### THE REQUEST
Pictures aside, quote the whole listing exactly.

### DATASET RECORDS

========

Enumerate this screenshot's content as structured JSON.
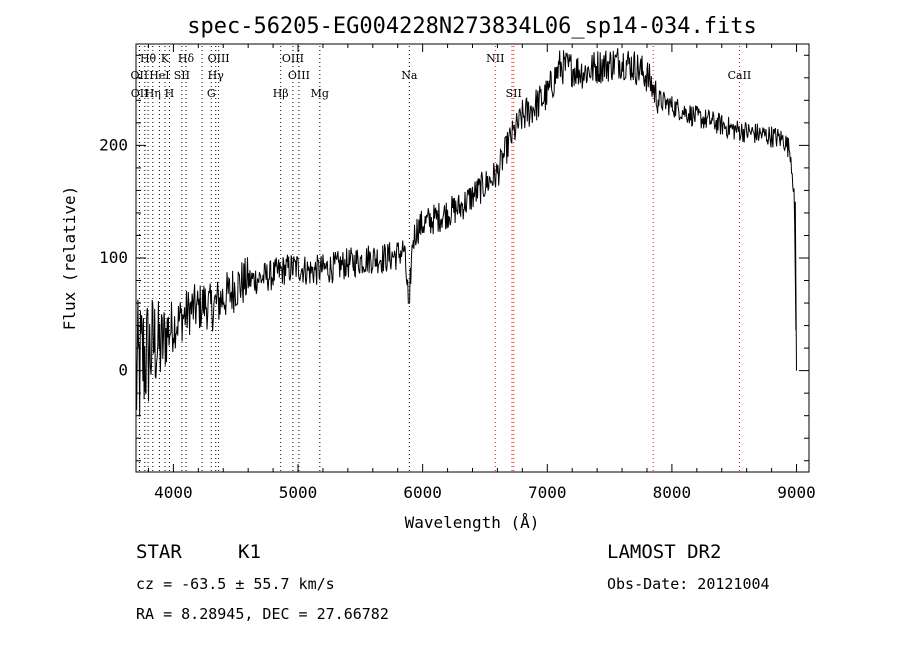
{
  "chart_data": {
    "type": "line",
    "title": "spec-56205-EG004228N273834L06_sp14-034.fits",
    "xlabel": "Wavelength (Å)",
    "ylabel": "Flux (relative)",
    "xlim": [
      3700,
      9100
    ],
    "ylim": [
      -90,
      290
    ],
    "xticks": [
      4000,
      5000,
      6000,
      7000,
      8000,
      9000
    ],
    "yticks": [
      0,
      100,
      200
    ],
    "grid": false,
    "series": [
      {
        "x": [
          3700,
          3750,
          3800,
          3850,
          3900,
          3950,
          4000,
          4050,
          4100,
          4150,
          4200,
          4250,
          4300,
          4350,
          4400,
          4450,
          4500,
          4600,
          4700,
          4800,
          4850,
          4900,
          5000,
          5100,
          5200,
          5300,
          5400,
          5500,
          5600,
          5700,
          5800,
          5850,
          5890,
          5920,
          5950,
          6000,
          6100,
          6200,
          6300,
          6400,
          6500,
          6600,
          6700,
          6800,
          6900,
          7000,
          7100,
          7200,
          7300,
          7400,
          7500,
          7600,
          7700,
          7800,
          7850,
          7900,
          8000,
          8100,
          8200,
          8300,
          8400,
          8500,
          8600,
          8700,
          8800,
          8900,
          8950,
          8980,
          9000
        ],
        "y": [
          -10,
          10,
          15,
          25,
          20,
          35,
          40,
          45,
          50,
          55,
          55,
          60,
          55,
          60,
          65,
          68,
          75,
          80,
          82,
          85,
          88,
          90,
          92,
          88,
          90,
          92,
          95,
          98,
          100,
          100,
          103,
          108,
          60,
          115,
          125,
          130,
          135,
          140,
          145,
          155,
          165,
          175,
          205,
          225,
          235,
          245,
          270,
          268,
          265,
          270,
          272,
          275,
          270,
          262,
          250,
          240,
          235,
          230,
          225,
          222,
          218,
          214,
          212,
          210,
          208,
          205,
          195,
          160,
          0
        ]
      }
    ],
    "line_markers": [
      {
        "label": "Hθ",
        "wavelength": 3797,
        "color": "#000000",
        "row": 1
      },
      {
        "label": "K",
        "wavelength": 3933,
        "color": "#000000",
        "row": 1
      },
      {
        "label": "Hδ",
        "wavelength": 4101,
        "color": "#000000",
        "row": 1
      },
      {
        "label": "OIII",
        "wavelength": 4363,
        "color": "#000000",
        "row": 1
      },
      {
        "label": "OIII",
        "wavelength": 4959,
        "color": "#000000",
        "row": 1
      },
      {
        "label": "NII",
        "wavelength": 6583,
        "color": "#ff0000",
        "row": 1
      },
      {
        "label": "OII",
        "wavelength": 3727,
        "color": "#000000",
        "row": 2
      },
      {
        "label": "HeI",
        "wavelength": 3888,
        "color": "#000000",
        "row": 2
      },
      {
        "label": "SII",
        "wavelength": 4068,
        "color": "#000000",
        "row": 2
      },
      {
        "label": "Hγ",
        "wavelength": 4340,
        "color": "#000000",
        "row": 2
      },
      {
        "label": "OIII",
        "wavelength": 5007,
        "color": "#000000",
        "row": 2
      },
      {
        "label": "Na",
        "wavelength": 5893,
        "color": "#000000",
        "row": 2
      },
      {
        "label": "CaII",
        "wavelength": 8542,
        "color": "#ff0000",
        "row": 2
      },
      {
        "label": "OII",
        "wavelength": 3729,
        "color": "#000000",
        "row": 3
      },
      {
        "label": "Hη",
        "wavelength": 3835,
        "color": "#000000",
        "row": 3
      },
      {
        "label": "H",
        "wavelength": 3968,
        "color": "#000000",
        "row": 3
      },
      {
        "label": "G",
        "wavelength": 4304,
        "color": "#000000",
        "row": 3
      },
      {
        "label": "Hβ",
        "wavelength": 4861,
        "color": "#000000",
        "row": 3
      },
      {
        "label": "Mg",
        "wavelength": 5175,
        "color": "#000000",
        "row": 3
      },
      {
        "label": "SII",
        "wavelength": 6731,
        "color": "#ff0000",
        "row": 3
      }
    ],
    "extra_marker_lines": [
      {
        "wavelength": 3771,
        "color": "#000000"
      },
      {
        "wavelength": 4230,
        "color": "#000000"
      },
      {
        "wavelength": 6717,
        "color": "#ff0000"
      },
      {
        "wavelength": 7850,
        "color": "#ff0000"
      }
    ]
  },
  "info": {
    "object_class": "STAR",
    "subclass": "K1",
    "survey": "LAMOST DR2",
    "redshift_line": "cz = -63.5 ± 55.7 km/s",
    "obs_date": "Obs-Date: 20121004",
    "coords": "RA =   8.28945, DEC =  27.66782"
  }
}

========

### ANSWER FOR THIS EXERCISE
Enumerate this screenshot's content as structured JSON.
{
  "chart_data": {
    "type": "line",
    "title": "spec-56205-EG004228N273834L06_sp14-034.fits",
    "xlabel": "Wavelength (Å)",
    "ylabel": "Flux (relative)",
    "xlim": [
      3700,
      9100
    ],
    "ylim": [
      -90,
      290
    ],
    "xticks": [
      4000,
      5000,
      6000,
      7000,
      8000,
      9000
    ],
    "yticks": [
      0,
      100,
      200
    ],
    "grid": false,
    "series": [
      {
        "x": [
          3700,
          3750,
          3800,
          3850,
          3900,
          3950,
          4000,
          4050,
          4100,
          4150,
          4200,
          4250,
          4300,
          4350,
          4400,
          4450,
          4500,
          4600,
          4700,
          4800,
          4850,
          4900,
          5000,
          5100,
          5200,
          5300,
          5400,
          5500,
          5600,
          5700,
          5800,
          5850,
          5890,
          5920,
          5950,
          6000,
          6100,
          6200,
          6300,
          6400,
          6500,
          6600,
          6700,
          6800,
          6900,
          7000,
          7100,
          7200,
          7300,
          7400,
          7500,
          7600,
          7700,
          7800,
          7850,
          7900,
          8000,
          8100,
          8200,
          8300,
          8400,
          8500,
          8600,
          8700,
          8800,
          8900,
          8950,
          8980,
          9000
        ],
        "y": [
          -10,
          10,
          15,
          25,
          20,
          35,
          40,
          45,
          50,
          55,
          55,
          60,
          55,
          60,
          65,
          68,
          75,
          80,
          82,
          85,
          88,
          90,
          92,
          88,
          90,
          92,
          95,
          98,
          100,
          100,
          103,
          108,
          60,
          115,
          125,
          130,
          135,
          140,
          145,
          155,
          165,
          175,
          205,
          225,
          235,
          245,
          270,
          268,
          265,
          270,
          272,
          275,
          270,
          262,
          250,
          240,
          235,
          230,
          225,
          222,
          218,
          214,
          212,
          210,
          208,
          205,
          195,
          160,
          0
        ]
      }
    ],
    "line_markers": [
      {
        "label": "Hθ",
        "wavelength": 3797,
        "color": "#000000",
        "row": 1
      },
      {
        "label": "K",
        "wavelength": 3933,
        "color": "#000000",
        "row": 1
      },
      {
        "label": "Hδ",
        "wavelength": 4101,
        "color": "#000000",
        "row": 1
      },
      {
        "label": "OIII",
        "wavelength": 4363,
        "color": "#000000",
        "row": 1
      },
      {
        "label": "OIII",
        "wavelength": 4959,
        "color": "#000000",
        "row": 1
      },
      {
        "label": "NII",
        "wavelength": 6583,
        "color": "#ff0000",
        "row": 1
      },
      {
        "label": "OII",
        "wavelength": 3727,
        "color": "#000000",
        "row": 2
      },
      {
        "label": "HeI",
        "wavelength": 3888,
        "color": "#000000",
        "row": 2
      },
      {
        "label": "SII",
        "wavelength": 4068,
        "color": "#000000",
        "row": 2
      },
      {
        "label": "Hγ",
        "wavelength": 4340,
        "color": "#000000",
        "row": 2
      },
      {
        "label": "OIII",
        "wavelength": 5007,
        "color": "#000000",
        "row": 2
      },
      {
        "label": "Na",
        "wavelength": 5893,
        "color": "#000000",
        "row": 2
      },
      {
        "label": "CaII",
        "wavelength": 8542,
        "color": "#ff0000",
        "row": 2
      },
      {
        "label": "OII",
        "wavelength": 3729,
        "color": "#000000",
        "row": 3
      },
      {
        "label": "Hη",
        "wavelength": 3835,
        "color": "#000000",
        "row": 3
      },
      {
        "label": "H",
        "wavelength": 3968,
        "color": "#000000",
        "row": 3
      },
      {
        "label": "G",
        "wavelength": 4304,
        "color": "#000000",
        "row": 3
      },
      {
        "label": "Hβ",
        "wavelength": 4861,
        "color": "#000000",
        "row": 3
      },
      {
        "label": "Mg",
        "wavelength": 5175,
        "color": "#000000",
        "row": 3
      },
      {
        "label": "SII",
        "wavelength": 6731,
        "color": "#ff0000",
        "row": 3
      }
    ],
    "extra_marker_lines": [
      {
        "wavelength": 3771,
        "color": "#000000"
      },
      {
        "wavelength": 4230,
        "color": "#000000"
      },
      {
        "wavelength": 6717,
        "color": "#ff0000"
      },
      {
        "wavelength": 7850,
        "color": "#ff0000"
      }
    ]
  },
  "info": {
    "object_class": "STAR",
    "subclass": "K1",
    "survey": "LAMOST DR2",
    "redshift_line": "cz = -63.5 ± 55.7 km/s",
    "obs_date": "Obs-Date: 20121004",
    "coords": "RA =   8.28945, DEC =  27.66782"
  }
}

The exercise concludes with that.